(Stored items)
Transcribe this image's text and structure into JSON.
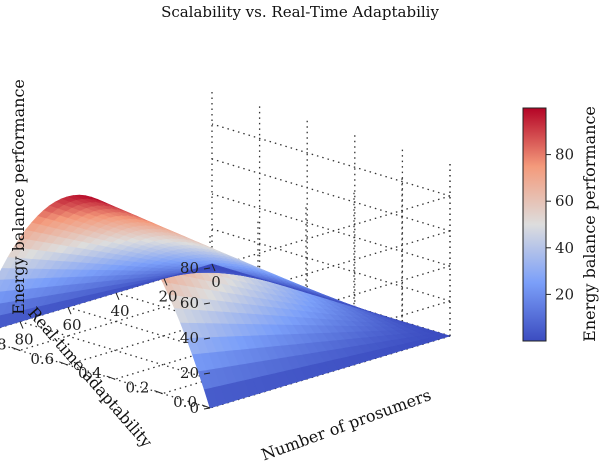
{
  "chart_data": {
    "type": "surface3d",
    "title": "Scalability vs. Real-Time Adaptabiliy",
    "xlabel": "Number of prosumers",
    "ylabel": "Real-time adaptability",
    "zlabel": "Energy balance performance",
    "x_range": [
      0,
      100
    ],
    "y_range": [
      0.0,
      1.0
    ],
    "z_range": [
      0,
      100
    ],
    "x_ticks": [
      "0",
      "20",
      "40",
      "60",
      "80",
      "100"
    ],
    "y_ticks": [
      "0.0",
      "0.2",
      "0.4",
      "0.6",
      "0.8",
      "1.0"
    ],
    "z_ticks": [
      "0",
      "20",
      "40",
      "60",
      "80"
    ],
    "colormap": "coolwarm",
    "colorbar": {
      "label": "Energy balance performance",
      "ticks": [
        "20",
        "40",
        "60",
        "80"
      ],
      "range": [
        0,
        100
      ]
    },
    "surface": {
      "formula": "z = 100 * (x/100) * (1 - y) * 4 * y",
      "peak": {
        "x": 100,
        "y": 0.5,
        "z": 100
      },
      "sample_points": [
        {
          "x": 0,
          "y": 0.5,
          "z": 0
        },
        {
          "x": 50,
          "y": 0.5,
          "z": 50
        },
        {
          "x": 100,
          "y": 0.0,
          "z": 0
        },
        {
          "x": 100,
          "y": 0.25,
          "z": 75
        },
        {
          "x": 100,
          "y": 0.75,
          "z": 75
        },
        {
          "x": 100,
          "y": 1.0,
          "z": 0
        }
      ]
    },
    "grid": true,
    "colors": {
      "low": "#3b4cc0",
      "mid": "#dddddd",
      "high": "#b40426"
    }
  }
}
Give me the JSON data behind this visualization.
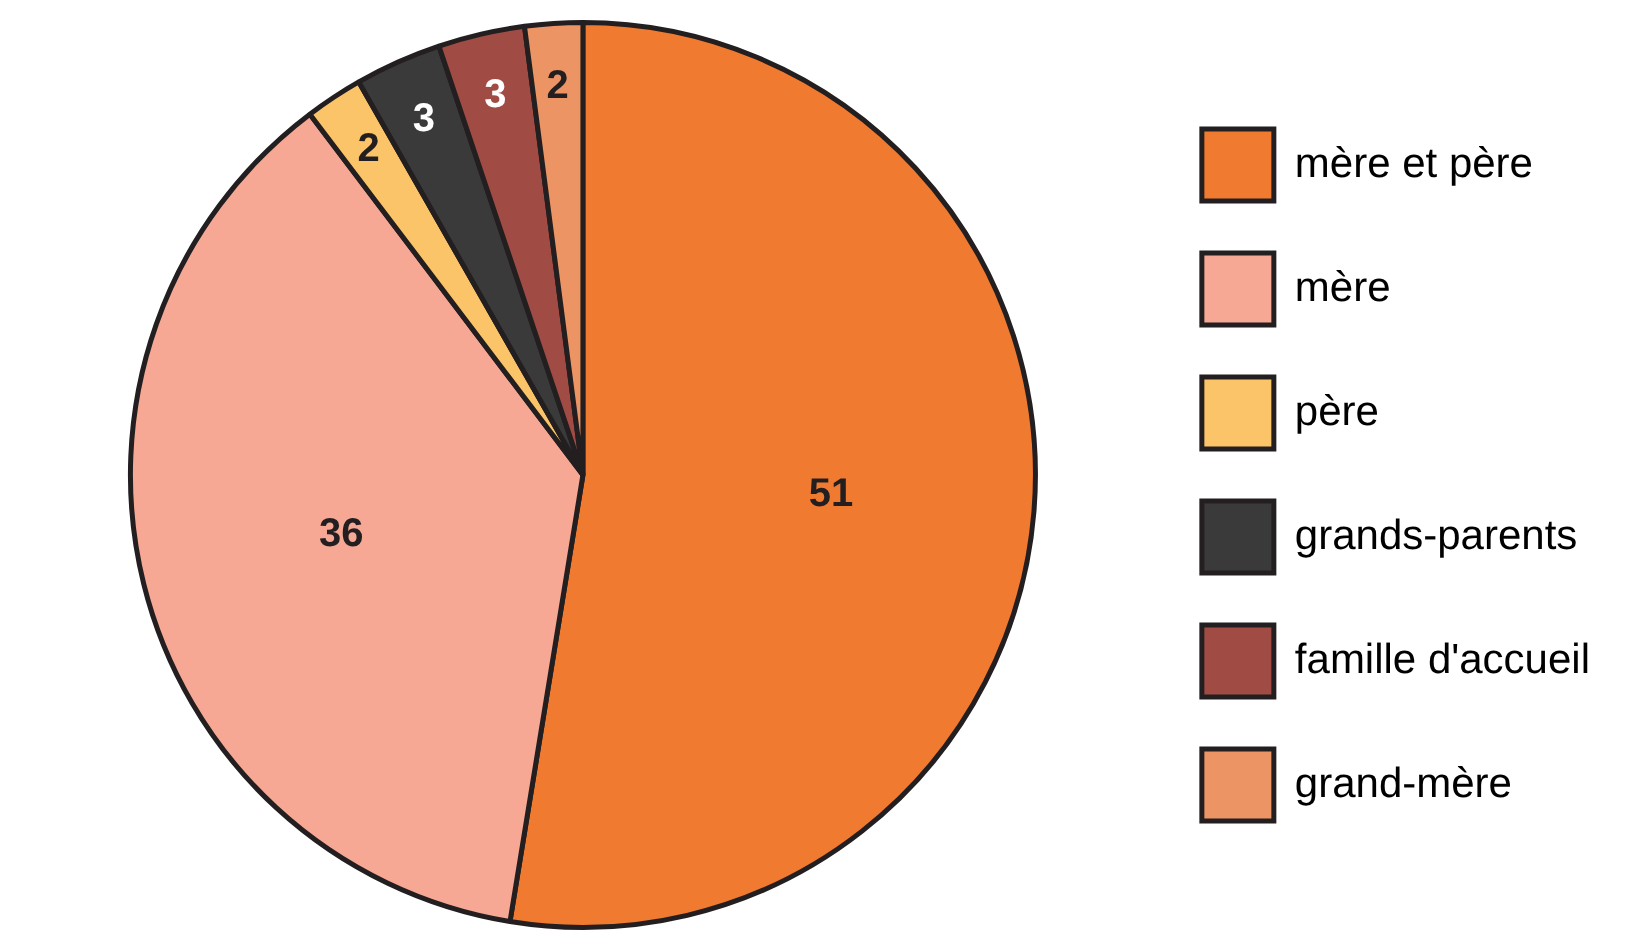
{
  "chart_data": {
    "type": "pie",
    "categories": [
      "mère et père",
      "mère",
      "père",
      "grands-parents",
      "famille d'accueil",
      "grand-mère"
    ],
    "values": [
      51,
      36,
      2,
      3,
      3,
      2
    ],
    "colors": [
      "#f07a30",
      "#f6a894",
      "#fcc468",
      "#3a3a3a",
      "#a04c44",
      "#ec9464"
    ],
    "data_labels": true,
    "legend": "right"
  }
}
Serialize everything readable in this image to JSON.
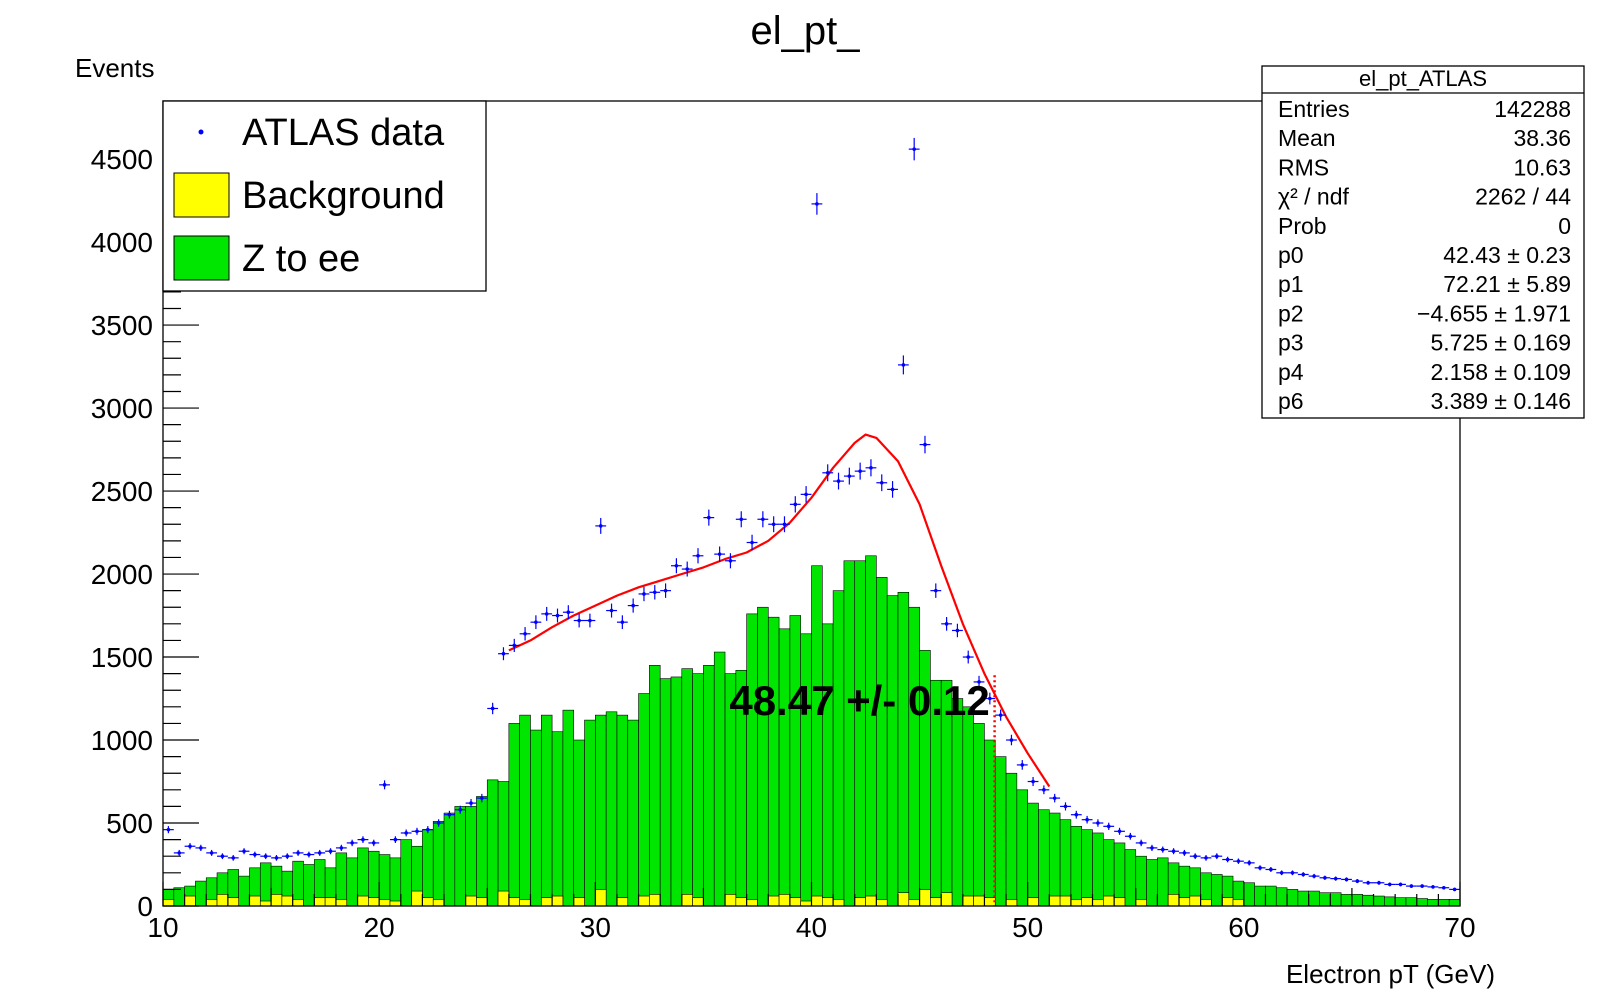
{
  "chart_data": {
    "type": "histogram",
    "title": "el_pt_",
    "xlabel": "Electron pT (GeV)",
    "ylabel": "Events",
    "xlim": [
      10,
      70
    ],
    "ylim": [
      0,
      4850
    ],
    "x_ticks": [
      "10",
      "20",
      "30",
      "40",
      "50",
      "60",
      "70"
    ],
    "y_ticks": [
      "0",
      "500",
      "1000",
      "1500",
      "2000",
      "2500",
      "3000",
      "3500",
      "4000",
      "4500"
    ],
    "bin_width": 0.5,
    "legend": {
      "placement": "top-left",
      "entries": [
        {
          "label": "ATLAS data",
          "style": "marker",
          "color": "#0000ff"
        },
        {
          "label": "Background",
          "style": "fill",
          "color": "#ffff00"
        },
        {
          "label": "Z to ee",
          "style": "fill",
          "color": "#00e600"
        }
      ]
    },
    "series": [
      {
        "name": "ATLAS data",
        "type": "points",
        "color": "#0000ff",
        "x": [
          10.25,
          10.75,
          11.25,
          11.75,
          12.25,
          12.75,
          13.25,
          13.75,
          14.25,
          14.75,
          15.25,
          15.75,
          16.25,
          16.75,
          17.25,
          17.75,
          18.25,
          18.75,
          19.25,
          19.75,
          20.25,
          20.75,
          21.25,
          21.75,
          22.25,
          22.75,
          23.25,
          23.75,
          24.25,
          24.75,
          25.25,
          25.75,
          26.25,
          26.75,
          27.25,
          27.75,
          28.25,
          28.75,
          29.25,
          29.75,
          30.25,
          30.75,
          31.25,
          31.75,
          32.25,
          32.75,
          33.25,
          33.75,
          34.25,
          34.75,
          35.25,
          35.75,
          36.25,
          36.75,
          37.25,
          37.75,
          38.25,
          38.75,
          39.25,
          39.75,
          40.25,
          40.75,
          41.25,
          41.75,
          42.25,
          42.75,
          43.25,
          43.75,
          44.25,
          44.75,
          45.25,
          45.75,
          46.25,
          46.75,
          47.25,
          47.75,
          48.25,
          48.75,
          49.25,
          49.75,
          50.25,
          50.75,
          51.25,
          51.75,
          52.25,
          52.75,
          53.25,
          53.75,
          54.25,
          54.75,
          55.25,
          55.75,
          56.25,
          56.75,
          57.25,
          57.75,
          58.25,
          58.75,
          59.25,
          59.75,
          60.25,
          60.75,
          61.25,
          61.75,
          62.25,
          62.75,
          63.25,
          63.75,
          64.25,
          64.75,
          65.25,
          65.75,
          66.25,
          66.75,
          67.25,
          67.75,
          68.25,
          68.75,
          69.25,
          69.75
        ],
        "y": [
          460,
          320,
          360,
          350,
          320,
          300,
          290,
          330,
          310,
          300,
          290,
          300,
          320,
          310,
          320,
          330,
          350,
          380,
          400,
          380,
          730,
          400,
          440,
          450,
          460,
          500,
          550,
          580,
          620,
          650,
          1190,
          1520,
          1570,
          1640,
          1710,
          1760,
          1750,
          1770,
          1720,
          1720,
          2290,
          1780,
          1710,
          1810,
          1880,
          1890,
          1900,
          2050,
          2030,
          2110,
          2340,
          2120,
          2080,
          2330,
          2190,
          2330,
          2300,
          2300,
          2420,
          2480,
          4230,
          2610,
          2560,
          2590,
          2620,
          2640,
          2550,
          2510,
          3260,
          4560,
          2780,
          1900,
          1700,
          1660,
          1500,
          1350,
          1250,
          1150,
          1000,
          850,
          750,
          700,
          650,
          600,
          550,
          520,
          500,
          480,
          450,
          420,
          380,
          350,
          340,
          330,
          320,
          300,
          290,
          300,
          280,
          270,
          260,
          230,
          220,
          200,
          200,
          190,
          180,
          170,
          165,
          160,
          150,
          140,
          140,
          130,
          130,
          120,
          120,
          115,
          110,
          100
        ]
      },
      {
        "name": "Z to ee",
        "type": "histogram",
        "color": "#00e600",
        "x": [
          10.25,
          10.75,
          11.25,
          11.75,
          12.25,
          12.75,
          13.25,
          13.75,
          14.25,
          14.75,
          15.25,
          15.75,
          16.25,
          16.75,
          17.25,
          17.75,
          18.25,
          18.75,
          19.25,
          19.75,
          20.25,
          20.75,
          21.25,
          21.75,
          22.25,
          22.75,
          23.25,
          23.75,
          24.25,
          24.75,
          25.25,
          25.75,
          26.25,
          26.75,
          27.25,
          27.75,
          28.25,
          28.75,
          29.25,
          29.75,
          30.25,
          30.75,
          31.25,
          31.75,
          32.25,
          32.75,
          33.25,
          33.75,
          34.25,
          34.75,
          35.25,
          35.75,
          36.25,
          36.75,
          37.25,
          37.75,
          38.25,
          38.75,
          39.25,
          39.75,
          40.25,
          40.75,
          41.25,
          41.75,
          42.25,
          42.75,
          43.25,
          43.75,
          44.25,
          44.75,
          45.25,
          45.75,
          46.25,
          46.75,
          47.25,
          47.75,
          48.25,
          48.75,
          49.25,
          49.75,
          50.25,
          50.75,
          51.25,
          51.75,
          52.25,
          52.75,
          53.25,
          53.75,
          54.25,
          54.75,
          55.25,
          55.75,
          56.25,
          56.75,
          57.25,
          57.75,
          58.25,
          58.75,
          59.25,
          59.75,
          60.25,
          60.75,
          61.25,
          61.75,
          62.25,
          62.75,
          63.25,
          63.75,
          64.25,
          64.75,
          65.25,
          65.75,
          66.25,
          66.75,
          67.25,
          67.75,
          68.25,
          68.75,
          69.25,
          69.75
        ],
        "y": [
          100,
          110,
          120,
          150,
          170,
          200,
          220,
          180,
          230,
          260,
          240,
          210,
          270,
          250,
          280,
          230,
          320,
          290,
          350,
          330,
          310,
          290,
          400,
          360,
          460,
          510,
          560,
          600,
          600,
          660,
          760,
          750,
          1100,
          1150,
          1060,
          1150,
          1050,
          1180,
          1000,
          1120,
          1150,
          1170,
          1150,
          1120,
          1280,
          1450,
          1370,
          1380,
          1430,
          1400,
          1450,
          1530,
          1400,
          1420,
          1760,
          1800,
          1740,
          1670,
          1750,
          1640,
          2050,
          1700,
          1900,
          2080,
          2080,
          2110,
          1980,
          1870,
          1890,
          1800,
          1540,
          1360,
          1360,
          1250,
          1200,
          1100,
          1000,
          900,
          800,
          700,
          620,
          580,
          560,
          520,
          480,
          460,
          440,
          400,
          380,
          340,
          300,
          280,
          290,
          260,
          240,
          230,
          200,
          190,
          180,
          150,
          140,
          120,
          120,
          110,
          100,
          90,
          90,
          80,
          80,
          70,
          70,
          65,
          60,
          55,
          50,
          50,
          45,
          40,
          40,
          40
        ]
      },
      {
        "name": "Background",
        "type": "histogram",
        "color": "#ffff00",
        "x": [
          10.25,
          10.75,
          11.25,
          11.75,
          12.25,
          12.75,
          13.25,
          13.75,
          14.25,
          14.75,
          15.25,
          15.75,
          16.25,
          16.75,
          17.25,
          17.75,
          18.25,
          18.75,
          19.25,
          19.75,
          20.25,
          20.75,
          21.25,
          21.75,
          22.25,
          22.75,
          23.25,
          23.75,
          24.25,
          24.75,
          25.25,
          25.75,
          26.25,
          26.75,
          27.25,
          27.75,
          28.25,
          28.75,
          29.25,
          29.75,
          30.25,
          30.75,
          31.25,
          31.75,
          32.25,
          32.75,
          33.25,
          33.75,
          34.25,
          34.75,
          35.25,
          35.75,
          36.25,
          36.75,
          37.25,
          37.75,
          38.25,
          38.75,
          39.25,
          39.75,
          40.25,
          40.75,
          41.25,
          41.75,
          42.25,
          42.75,
          43.25,
          43.75,
          44.25,
          44.75,
          45.25,
          45.75,
          46.25,
          46.75,
          47.25,
          47.75,
          48.25,
          48.75,
          49.25,
          49.75,
          50.25,
          50.75,
          51.25,
          51.75,
          52.25,
          52.75,
          53.25,
          53.75,
          54.25,
          54.75,
          55.25,
          55.75,
          56.25,
          56.75,
          57.25,
          57.75,
          58.25,
          58.75,
          59.25,
          59.75,
          60.25,
          60.75,
          61.25,
          61.75,
          62.25,
          62.75,
          63.25,
          63.75,
          64.25,
          64.75,
          65.25,
          65.75,
          66.25,
          66.75,
          67.25,
          67.75,
          68.25,
          68.75,
          69.25,
          69.75
        ],
        "y": [
          40,
          0,
          60,
          0,
          40,
          70,
          50,
          0,
          60,
          30,
          70,
          60,
          40,
          0,
          50,
          50,
          40,
          0,
          60,
          50,
          40,
          30,
          0,
          90,
          50,
          40,
          0,
          0,
          60,
          50,
          0,
          90,
          50,
          40,
          0,
          50,
          60,
          0,
          50,
          0,
          100,
          0,
          50,
          0,
          60,
          70,
          0,
          0,
          70,
          50,
          0,
          0,
          70,
          50,
          40,
          0,
          60,
          70,
          50,
          30,
          60,
          50,
          40,
          0,
          50,
          60,
          40,
          0,
          80,
          40,
          100,
          50,
          80,
          0,
          60,
          60,
          50,
          0,
          40,
          0,
          50,
          0,
          60,
          60,
          40,
          50,
          40,
          60,
          50,
          0,
          40,
          0,
          0,
          70,
          50,
          60,
          40,
          0,
          50,
          40,
          0,
          0,
          0,
          0,
          0,
          0,
          0,
          0,
          0,
          0,
          0,
          0,
          0,
          0,
          0,
          0,
          0,
          0,
          0,
          0
        ]
      },
      {
        "name": "fit",
        "type": "line",
        "color": "#ff0000",
        "x": [
          26,
          27,
          28,
          29,
          30,
          31,
          32,
          33,
          34,
          35,
          36,
          37,
          38,
          39,
          40,
          41,
          42,
          42.5,
          43,
          44,
          45,
          46,
          47,
          48,
          49,
          50,
          51
        ],
        "y": [
          1540,
          1600,
          1680,
          1750,
          1810,
          1870,
          1920,
          1960,
          2000,
          2040,
          2090,
          2130,
          2200,
          2310,
          2460,
          2640,
          2790,
          2840,
          2820,
          2680,
          2420,
          2050,
          1700,
          1400,
          1140,
          920,
          720
        ]
      }
    ],
    "annotations": [
      {
        "text": "48.47 +/-  0.12",
        "x": 36.2,
        "y": 1150
      },
      {
        "marker_line": {
          "x": 48.47,
          "y": 1390,
          "color": "#ff0000",
          "style": "dotted"
        }
      }
    ],
    "stats_box": {
      "title": "el_pt_ATLAS",
      "rows": [
        {
          "label": "Entries",
          "value": "142288"
        },
        {
          "label": "Mean",
          "value": "38.36"
        },
        {
          "label": "RMS",
          "value": "10.63"
        },
        {
          "label": "χ² / ndf",
          "value": "2262 / 44"
        },
        {
          "label": "Prob",
          "value": "0"
        },
        {
          "label": "p0",
          "value": "42.43 ± 0.23"
        },
        {
          "label": "p1",
          "value": "72.21 ± 5.89"
        },
        {
          "label": "p2",
          "value": "−4.655 ± 1.971"
        },
        {
          "label": "p3",
          "value": "5.725 ± 0.169"
        },
        {
          "label": "p4",
          "value": "2.158 ± 0.109"
        },
        {
          "label": "p6",
          "value": "3.389 ± 0.146"
        }
      ]
    }
  }
}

* PROBLEM TO WORK ON
Return each line where "JSON" shows up.

* ANSWER
Transcribe this image's text and structure into JSON.
Give me the JSON data behind this visualization.
Serialize everything readable in this image to JSON.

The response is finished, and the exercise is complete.